— TASK —
Wherever the word "products" appears in a line, copy that line.

— DATA SUPPLIED —
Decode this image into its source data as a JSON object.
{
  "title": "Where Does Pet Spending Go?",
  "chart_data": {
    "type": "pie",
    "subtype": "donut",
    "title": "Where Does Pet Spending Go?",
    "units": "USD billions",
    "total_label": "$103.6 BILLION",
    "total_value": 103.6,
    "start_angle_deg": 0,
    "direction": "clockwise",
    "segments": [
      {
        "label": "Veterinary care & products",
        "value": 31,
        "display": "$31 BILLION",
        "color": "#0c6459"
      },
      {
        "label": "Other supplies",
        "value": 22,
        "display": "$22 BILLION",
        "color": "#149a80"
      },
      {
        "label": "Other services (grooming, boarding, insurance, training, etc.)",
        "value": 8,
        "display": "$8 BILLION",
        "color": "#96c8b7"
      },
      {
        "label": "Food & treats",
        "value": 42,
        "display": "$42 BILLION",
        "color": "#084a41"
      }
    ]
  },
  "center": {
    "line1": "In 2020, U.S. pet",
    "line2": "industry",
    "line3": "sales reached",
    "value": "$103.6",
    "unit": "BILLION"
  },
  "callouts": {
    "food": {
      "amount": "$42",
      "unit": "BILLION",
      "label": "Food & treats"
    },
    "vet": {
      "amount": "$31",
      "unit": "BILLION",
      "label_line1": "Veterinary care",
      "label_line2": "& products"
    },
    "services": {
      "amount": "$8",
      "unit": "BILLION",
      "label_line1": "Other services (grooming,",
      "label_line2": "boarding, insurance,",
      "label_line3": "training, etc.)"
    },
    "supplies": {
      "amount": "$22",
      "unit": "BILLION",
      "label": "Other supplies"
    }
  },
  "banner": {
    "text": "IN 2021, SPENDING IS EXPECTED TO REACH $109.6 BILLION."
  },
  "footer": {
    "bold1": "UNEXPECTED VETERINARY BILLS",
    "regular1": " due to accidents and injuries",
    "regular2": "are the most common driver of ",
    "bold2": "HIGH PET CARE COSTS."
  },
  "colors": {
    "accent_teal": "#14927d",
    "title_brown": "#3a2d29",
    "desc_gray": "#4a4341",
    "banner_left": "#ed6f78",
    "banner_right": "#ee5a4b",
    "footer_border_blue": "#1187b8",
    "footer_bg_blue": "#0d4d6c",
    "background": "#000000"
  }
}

— THE OUTPUT —
        "label": "Veterinary care & products",
      "label_line2": "& products"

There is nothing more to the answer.